● **Your instructions**:
From the material below, list every line containing "Display".

● **Dataset records**:
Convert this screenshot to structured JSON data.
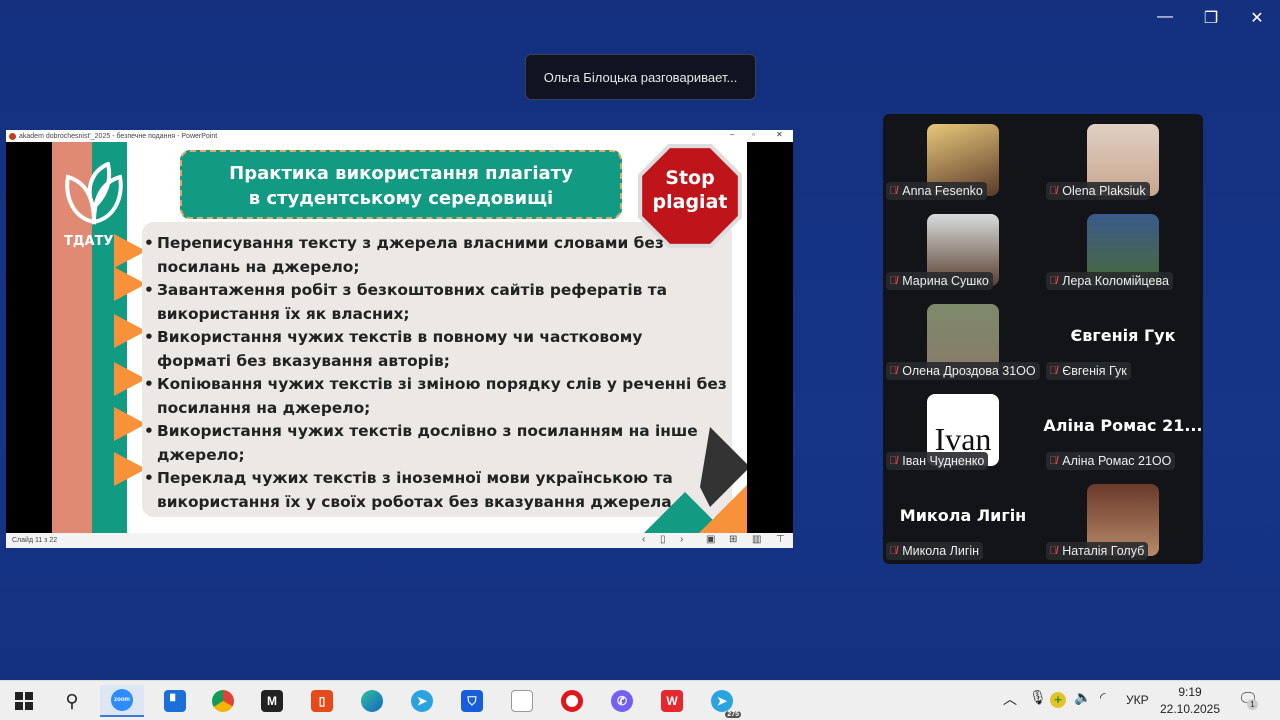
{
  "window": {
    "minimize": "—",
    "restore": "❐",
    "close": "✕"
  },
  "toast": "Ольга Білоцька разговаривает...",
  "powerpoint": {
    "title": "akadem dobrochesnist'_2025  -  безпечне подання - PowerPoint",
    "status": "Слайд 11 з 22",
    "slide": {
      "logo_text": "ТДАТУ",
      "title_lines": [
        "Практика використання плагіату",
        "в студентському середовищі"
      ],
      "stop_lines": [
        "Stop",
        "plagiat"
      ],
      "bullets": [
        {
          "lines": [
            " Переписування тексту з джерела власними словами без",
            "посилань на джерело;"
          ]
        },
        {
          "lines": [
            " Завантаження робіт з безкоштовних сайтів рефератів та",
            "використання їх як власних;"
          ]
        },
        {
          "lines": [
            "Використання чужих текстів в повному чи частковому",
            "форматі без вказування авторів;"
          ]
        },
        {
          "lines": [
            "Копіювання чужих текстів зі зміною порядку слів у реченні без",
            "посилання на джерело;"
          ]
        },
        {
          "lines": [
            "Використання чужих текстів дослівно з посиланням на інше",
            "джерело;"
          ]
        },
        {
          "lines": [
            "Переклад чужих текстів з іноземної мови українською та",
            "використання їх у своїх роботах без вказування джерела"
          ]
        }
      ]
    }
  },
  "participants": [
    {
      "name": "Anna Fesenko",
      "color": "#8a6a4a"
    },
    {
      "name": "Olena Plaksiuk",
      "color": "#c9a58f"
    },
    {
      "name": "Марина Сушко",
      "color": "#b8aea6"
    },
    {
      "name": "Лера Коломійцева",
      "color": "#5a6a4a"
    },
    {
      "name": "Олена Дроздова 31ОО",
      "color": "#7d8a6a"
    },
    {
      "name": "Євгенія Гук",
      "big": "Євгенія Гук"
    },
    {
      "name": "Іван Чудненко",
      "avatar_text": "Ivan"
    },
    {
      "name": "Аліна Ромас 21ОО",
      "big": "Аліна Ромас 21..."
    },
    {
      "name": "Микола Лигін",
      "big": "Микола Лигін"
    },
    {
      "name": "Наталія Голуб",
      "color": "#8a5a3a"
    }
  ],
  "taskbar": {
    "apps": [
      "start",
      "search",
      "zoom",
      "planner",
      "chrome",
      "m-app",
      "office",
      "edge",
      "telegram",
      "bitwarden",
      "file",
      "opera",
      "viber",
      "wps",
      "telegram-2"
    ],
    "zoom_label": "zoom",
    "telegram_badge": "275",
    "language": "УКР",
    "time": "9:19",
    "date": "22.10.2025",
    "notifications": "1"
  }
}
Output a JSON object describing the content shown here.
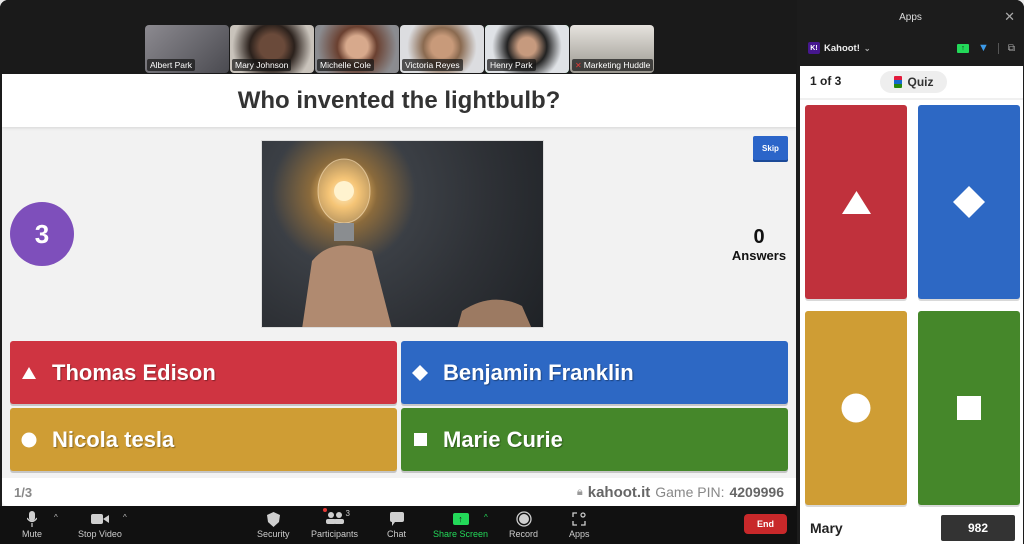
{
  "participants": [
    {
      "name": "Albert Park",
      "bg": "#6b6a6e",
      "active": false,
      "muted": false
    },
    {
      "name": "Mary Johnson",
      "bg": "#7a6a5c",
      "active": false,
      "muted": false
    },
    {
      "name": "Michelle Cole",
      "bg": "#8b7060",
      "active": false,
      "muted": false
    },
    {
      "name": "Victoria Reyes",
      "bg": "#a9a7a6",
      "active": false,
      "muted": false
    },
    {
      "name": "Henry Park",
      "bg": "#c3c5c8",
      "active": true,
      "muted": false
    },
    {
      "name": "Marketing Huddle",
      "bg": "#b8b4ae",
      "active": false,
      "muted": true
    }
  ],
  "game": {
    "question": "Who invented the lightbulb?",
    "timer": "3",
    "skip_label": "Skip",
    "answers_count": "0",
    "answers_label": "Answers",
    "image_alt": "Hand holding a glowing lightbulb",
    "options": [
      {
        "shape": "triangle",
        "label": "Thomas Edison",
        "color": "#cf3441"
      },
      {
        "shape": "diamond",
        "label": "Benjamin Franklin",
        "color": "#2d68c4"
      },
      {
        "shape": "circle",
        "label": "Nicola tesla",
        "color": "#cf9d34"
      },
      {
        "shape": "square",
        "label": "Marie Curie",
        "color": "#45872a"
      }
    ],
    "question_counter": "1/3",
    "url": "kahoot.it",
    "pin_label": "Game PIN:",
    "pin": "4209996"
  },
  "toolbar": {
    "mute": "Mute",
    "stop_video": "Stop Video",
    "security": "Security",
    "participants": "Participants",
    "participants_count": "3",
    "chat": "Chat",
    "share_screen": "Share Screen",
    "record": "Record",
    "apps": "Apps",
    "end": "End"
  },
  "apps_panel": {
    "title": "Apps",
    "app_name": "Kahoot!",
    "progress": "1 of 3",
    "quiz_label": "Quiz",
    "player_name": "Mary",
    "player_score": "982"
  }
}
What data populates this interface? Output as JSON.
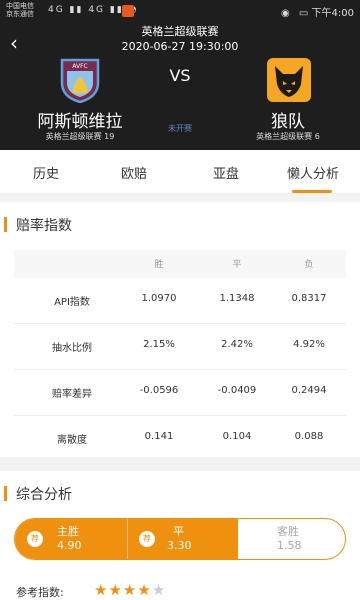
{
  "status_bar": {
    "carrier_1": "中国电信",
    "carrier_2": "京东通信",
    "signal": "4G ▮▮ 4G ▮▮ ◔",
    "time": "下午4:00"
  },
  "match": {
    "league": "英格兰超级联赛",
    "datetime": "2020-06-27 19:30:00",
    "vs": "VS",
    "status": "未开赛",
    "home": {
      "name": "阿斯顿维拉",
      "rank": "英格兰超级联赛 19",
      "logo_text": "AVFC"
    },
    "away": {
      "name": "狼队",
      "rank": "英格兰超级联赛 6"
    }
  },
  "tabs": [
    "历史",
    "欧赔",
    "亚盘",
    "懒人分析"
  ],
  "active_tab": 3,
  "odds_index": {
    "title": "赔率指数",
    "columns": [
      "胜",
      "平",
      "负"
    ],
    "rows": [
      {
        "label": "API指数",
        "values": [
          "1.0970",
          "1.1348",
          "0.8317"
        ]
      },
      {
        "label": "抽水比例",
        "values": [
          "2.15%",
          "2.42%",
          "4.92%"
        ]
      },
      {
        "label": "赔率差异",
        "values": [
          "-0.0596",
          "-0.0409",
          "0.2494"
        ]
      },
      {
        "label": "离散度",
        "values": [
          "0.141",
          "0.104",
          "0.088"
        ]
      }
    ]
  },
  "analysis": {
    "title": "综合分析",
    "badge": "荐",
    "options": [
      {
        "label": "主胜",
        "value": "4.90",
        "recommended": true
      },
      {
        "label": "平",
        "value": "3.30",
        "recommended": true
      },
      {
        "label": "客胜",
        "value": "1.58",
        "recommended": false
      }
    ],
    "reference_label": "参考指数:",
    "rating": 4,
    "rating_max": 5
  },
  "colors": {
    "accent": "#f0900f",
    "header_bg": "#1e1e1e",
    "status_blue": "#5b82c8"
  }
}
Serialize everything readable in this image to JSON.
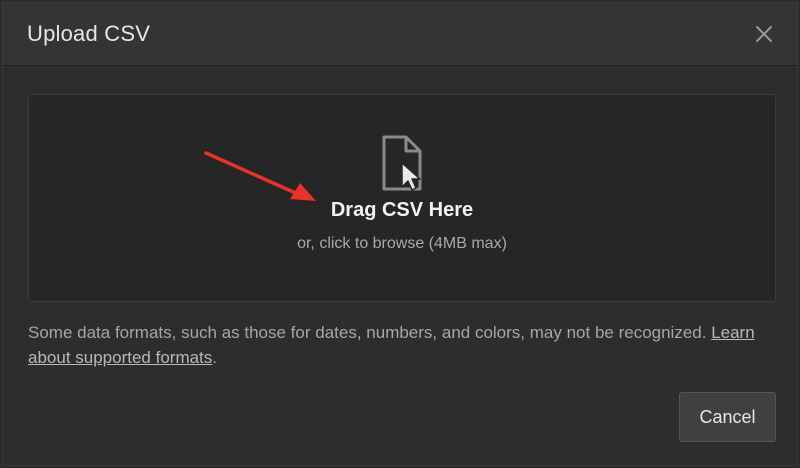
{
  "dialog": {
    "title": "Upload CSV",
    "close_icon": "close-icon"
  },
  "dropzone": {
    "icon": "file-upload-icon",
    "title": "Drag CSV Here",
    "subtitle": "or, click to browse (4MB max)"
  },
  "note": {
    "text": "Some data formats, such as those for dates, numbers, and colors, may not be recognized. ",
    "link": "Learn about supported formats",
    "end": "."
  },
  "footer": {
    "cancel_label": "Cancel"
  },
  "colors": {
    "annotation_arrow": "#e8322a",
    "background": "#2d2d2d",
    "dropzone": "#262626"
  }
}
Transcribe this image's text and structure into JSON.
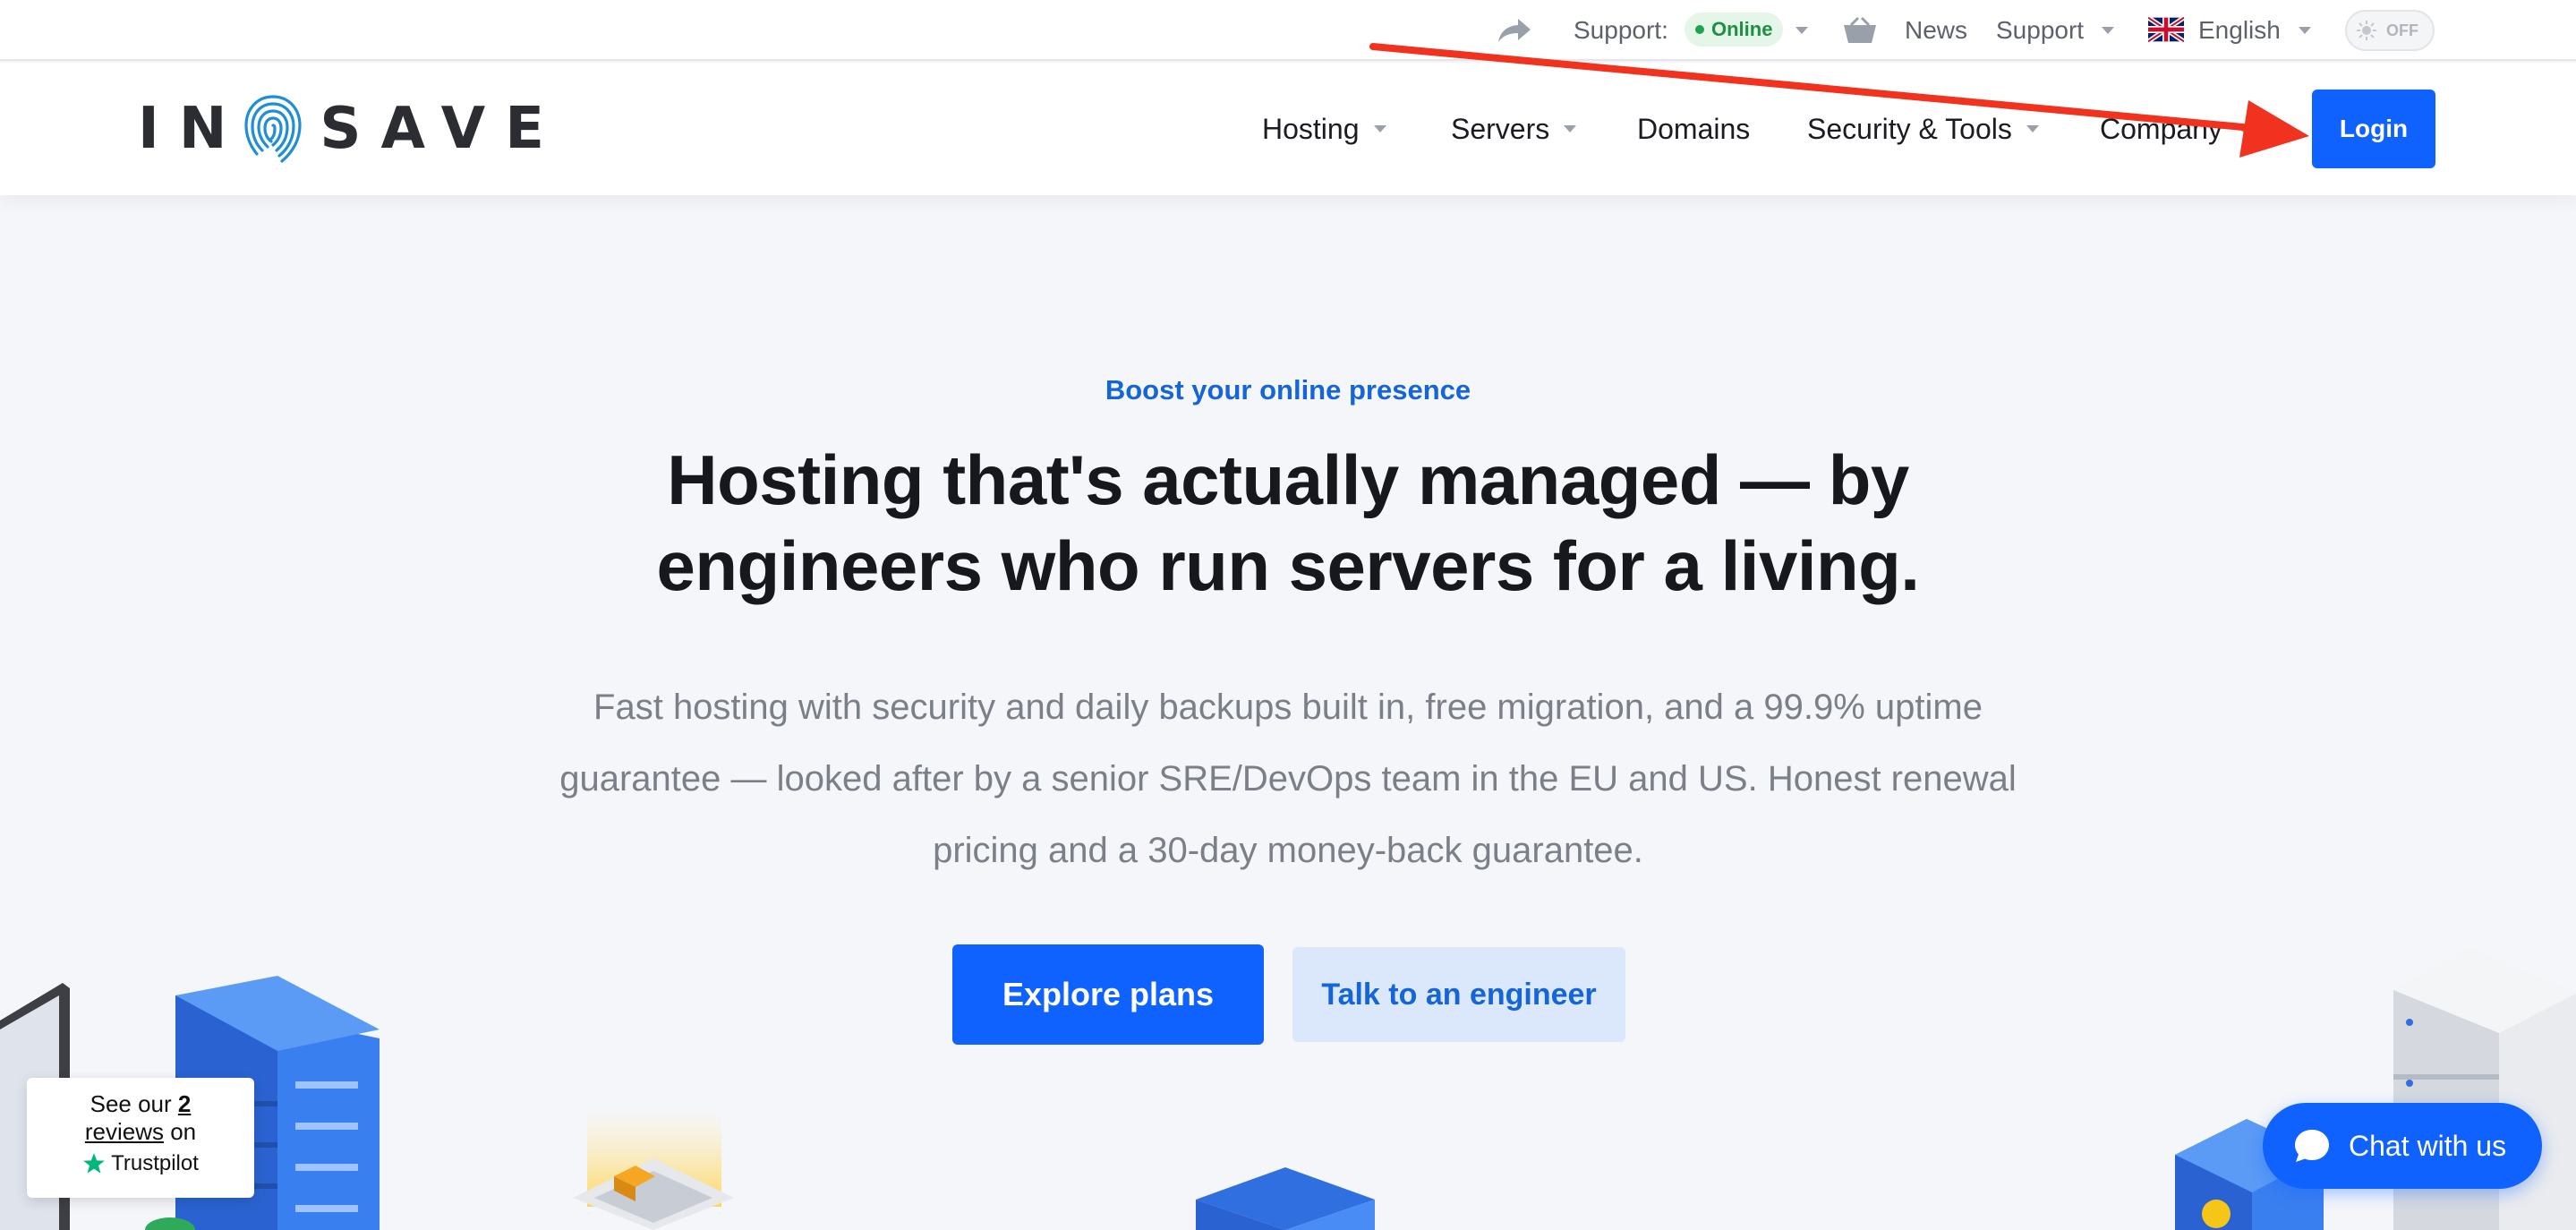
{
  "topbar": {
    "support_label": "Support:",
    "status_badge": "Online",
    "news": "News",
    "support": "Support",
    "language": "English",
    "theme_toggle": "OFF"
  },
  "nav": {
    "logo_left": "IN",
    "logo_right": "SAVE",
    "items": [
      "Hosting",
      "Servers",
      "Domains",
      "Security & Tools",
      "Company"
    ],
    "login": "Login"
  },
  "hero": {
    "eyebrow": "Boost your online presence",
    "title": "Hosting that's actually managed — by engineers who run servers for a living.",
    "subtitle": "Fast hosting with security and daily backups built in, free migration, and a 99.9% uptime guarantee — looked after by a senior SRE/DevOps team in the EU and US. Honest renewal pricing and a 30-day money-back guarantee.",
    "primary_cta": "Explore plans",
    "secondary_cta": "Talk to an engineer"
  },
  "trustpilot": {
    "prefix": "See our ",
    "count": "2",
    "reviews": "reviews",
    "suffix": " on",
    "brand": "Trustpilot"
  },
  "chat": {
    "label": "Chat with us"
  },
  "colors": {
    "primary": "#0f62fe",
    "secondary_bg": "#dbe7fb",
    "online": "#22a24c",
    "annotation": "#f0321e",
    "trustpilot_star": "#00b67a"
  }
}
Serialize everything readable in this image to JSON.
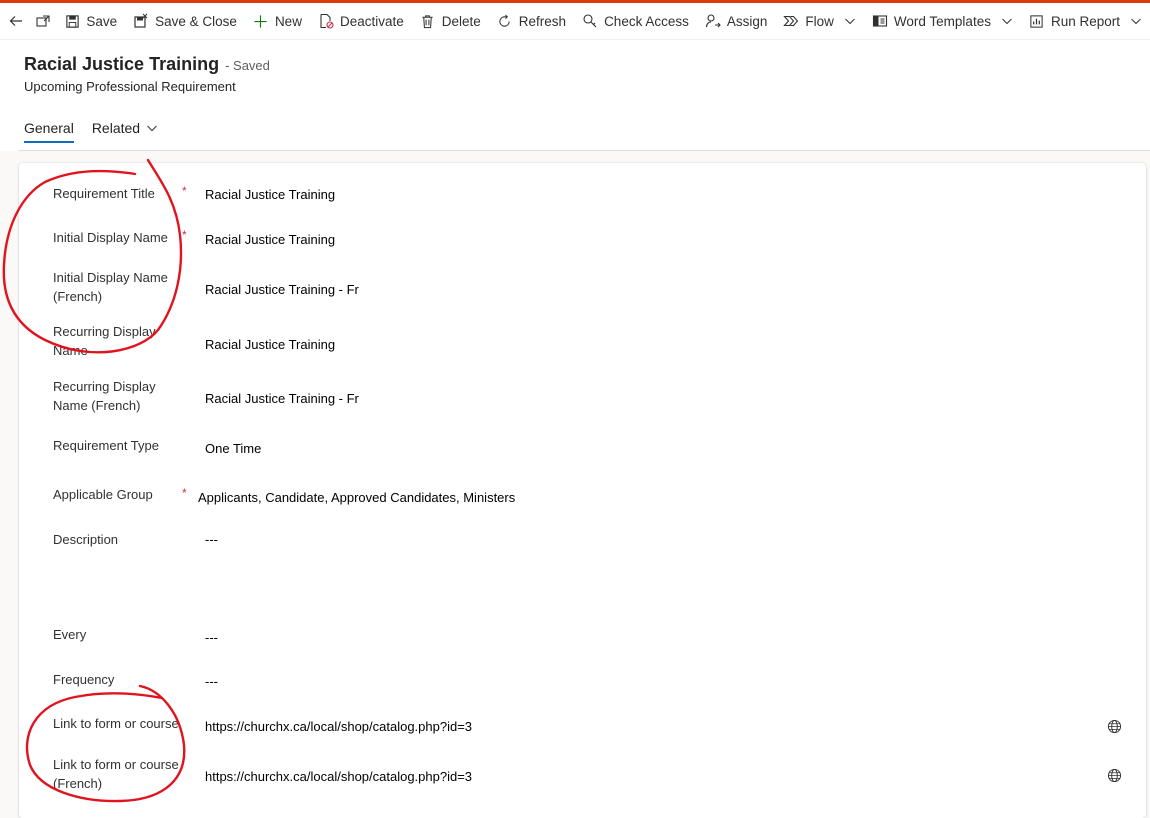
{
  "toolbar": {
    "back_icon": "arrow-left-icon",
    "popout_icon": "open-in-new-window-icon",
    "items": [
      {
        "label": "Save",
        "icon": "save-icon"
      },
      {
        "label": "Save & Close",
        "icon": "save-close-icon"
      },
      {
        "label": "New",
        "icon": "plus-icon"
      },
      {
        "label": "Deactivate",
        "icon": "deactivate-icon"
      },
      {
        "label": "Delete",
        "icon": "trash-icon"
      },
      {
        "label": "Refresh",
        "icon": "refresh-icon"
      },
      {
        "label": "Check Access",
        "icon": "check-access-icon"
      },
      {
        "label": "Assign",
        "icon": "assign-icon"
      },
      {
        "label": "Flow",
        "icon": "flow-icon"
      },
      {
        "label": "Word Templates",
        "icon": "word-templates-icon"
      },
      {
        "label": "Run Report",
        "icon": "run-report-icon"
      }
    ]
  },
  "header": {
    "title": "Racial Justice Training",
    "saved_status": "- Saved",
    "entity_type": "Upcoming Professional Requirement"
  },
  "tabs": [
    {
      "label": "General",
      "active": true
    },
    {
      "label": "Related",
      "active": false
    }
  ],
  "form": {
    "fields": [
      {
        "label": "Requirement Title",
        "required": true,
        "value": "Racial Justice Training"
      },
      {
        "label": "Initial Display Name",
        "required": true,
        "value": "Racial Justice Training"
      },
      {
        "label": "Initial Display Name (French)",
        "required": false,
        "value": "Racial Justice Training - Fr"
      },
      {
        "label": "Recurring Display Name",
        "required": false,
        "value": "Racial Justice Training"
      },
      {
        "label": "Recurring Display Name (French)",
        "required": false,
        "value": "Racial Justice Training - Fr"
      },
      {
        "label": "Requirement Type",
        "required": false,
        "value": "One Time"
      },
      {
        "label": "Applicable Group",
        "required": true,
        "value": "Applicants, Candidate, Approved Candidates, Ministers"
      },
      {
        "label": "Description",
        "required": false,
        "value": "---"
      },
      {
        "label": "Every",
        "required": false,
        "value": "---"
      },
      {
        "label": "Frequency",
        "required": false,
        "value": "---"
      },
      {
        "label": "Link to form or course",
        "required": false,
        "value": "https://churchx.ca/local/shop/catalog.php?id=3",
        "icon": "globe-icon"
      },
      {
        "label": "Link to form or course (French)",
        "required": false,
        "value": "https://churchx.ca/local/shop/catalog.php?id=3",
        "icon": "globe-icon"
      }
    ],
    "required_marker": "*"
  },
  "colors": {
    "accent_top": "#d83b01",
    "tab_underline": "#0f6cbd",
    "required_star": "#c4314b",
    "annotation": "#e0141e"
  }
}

● **Final result**:
        "label": "Initial Display Name",
        "label": "Initial Display Name (French)",
        "label": "Recurring Display Name",
        "label": "Recurring Display Name (French)",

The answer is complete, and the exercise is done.